> Figure content listings:
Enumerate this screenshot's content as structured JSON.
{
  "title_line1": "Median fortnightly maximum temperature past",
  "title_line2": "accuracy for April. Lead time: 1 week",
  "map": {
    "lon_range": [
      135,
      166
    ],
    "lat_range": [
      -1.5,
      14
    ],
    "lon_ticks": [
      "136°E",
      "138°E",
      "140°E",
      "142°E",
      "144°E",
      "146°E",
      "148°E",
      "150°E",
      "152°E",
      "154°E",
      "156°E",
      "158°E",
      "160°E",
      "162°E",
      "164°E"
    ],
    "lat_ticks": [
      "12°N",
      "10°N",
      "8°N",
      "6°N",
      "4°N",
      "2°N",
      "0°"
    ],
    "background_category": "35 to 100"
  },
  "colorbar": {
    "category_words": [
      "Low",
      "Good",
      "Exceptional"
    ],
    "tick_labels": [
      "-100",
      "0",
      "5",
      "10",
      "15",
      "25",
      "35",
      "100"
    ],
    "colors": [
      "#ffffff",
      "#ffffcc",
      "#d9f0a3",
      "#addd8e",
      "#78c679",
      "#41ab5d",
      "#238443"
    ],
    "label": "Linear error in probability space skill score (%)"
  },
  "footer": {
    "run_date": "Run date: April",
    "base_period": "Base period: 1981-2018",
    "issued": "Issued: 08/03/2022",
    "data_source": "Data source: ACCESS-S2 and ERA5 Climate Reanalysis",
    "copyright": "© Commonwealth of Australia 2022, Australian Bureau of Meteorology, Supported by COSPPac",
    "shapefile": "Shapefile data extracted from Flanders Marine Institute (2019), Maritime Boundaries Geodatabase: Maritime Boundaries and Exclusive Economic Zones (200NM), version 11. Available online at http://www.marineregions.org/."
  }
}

> Aim:
Give all of the entries again, word for word.

> Solution to the exercise:
Enumerate this screenshot's content as structured JSON.
{
  "title_line1": "Median fortnightly maximum temperature past",
  "title_line2": "accuracy for April. Lead time: 1 week",
  "map": {
    "lon_range": [
      135,
      166
    ],
    "lat_range": [
      -1.5,
      14
    ],
    "lon_ticks": [
      "136°E",
      "138°E",
      "140°E",
      "142°E",
      "144°E",
      "146°E",
      "148°E",
      "150°E",
      "152°E",
      "154°E",
      "156°E",
      "158°E",
      "160°E",
      "162°E",
      "164°E"
    ],
    "lat_ticks": [
      "12°N",
      "10°N",
      "8°N",
      "6°N",
      "4°N",
      "2°N",
      "0°"
    ],
    "background_category": "35 to 100"
  },
  "colorbar": {
    "category_words": [
      "Low",
      "Good",
      "Exceptional"
    ],
    "tick_labels": [
      "-100",
      "0",
      "5",
      "10",
      "15",
      "25",
      "35",
      "100"
    ],
    "colors": [
      "#ffffff",
      "#ffffcc",
      "#d9f0a3",
      "#addd8e",
      "#78c679",
      "#41ab5d",
      "#238443"
    ],
    "label": "Linear error in probability space skill score (%)"
  },
  "footer": {
    "run_date": "Run date: April",
    "base_period": "Base period: 1981-2018",
    "issued": "Issued: 08/03/2022",
    "data_source": "Data source: ACCESS-S2 and ERA5 Climate Reanalysis",
    "copyright": "© Commonwealth of Australia 2022, Australian Bureau of Meteorology, Supported by COSPPac",
    "shapefile": "Shapefile data extracted from Flanders Marine Institute (2019), Maritime Boundaries Geodatabase: Maritime Boundaries and Exclusive Economic Zones (200NM), version 11. Available online at http://www.marineregions.org/."
  }
}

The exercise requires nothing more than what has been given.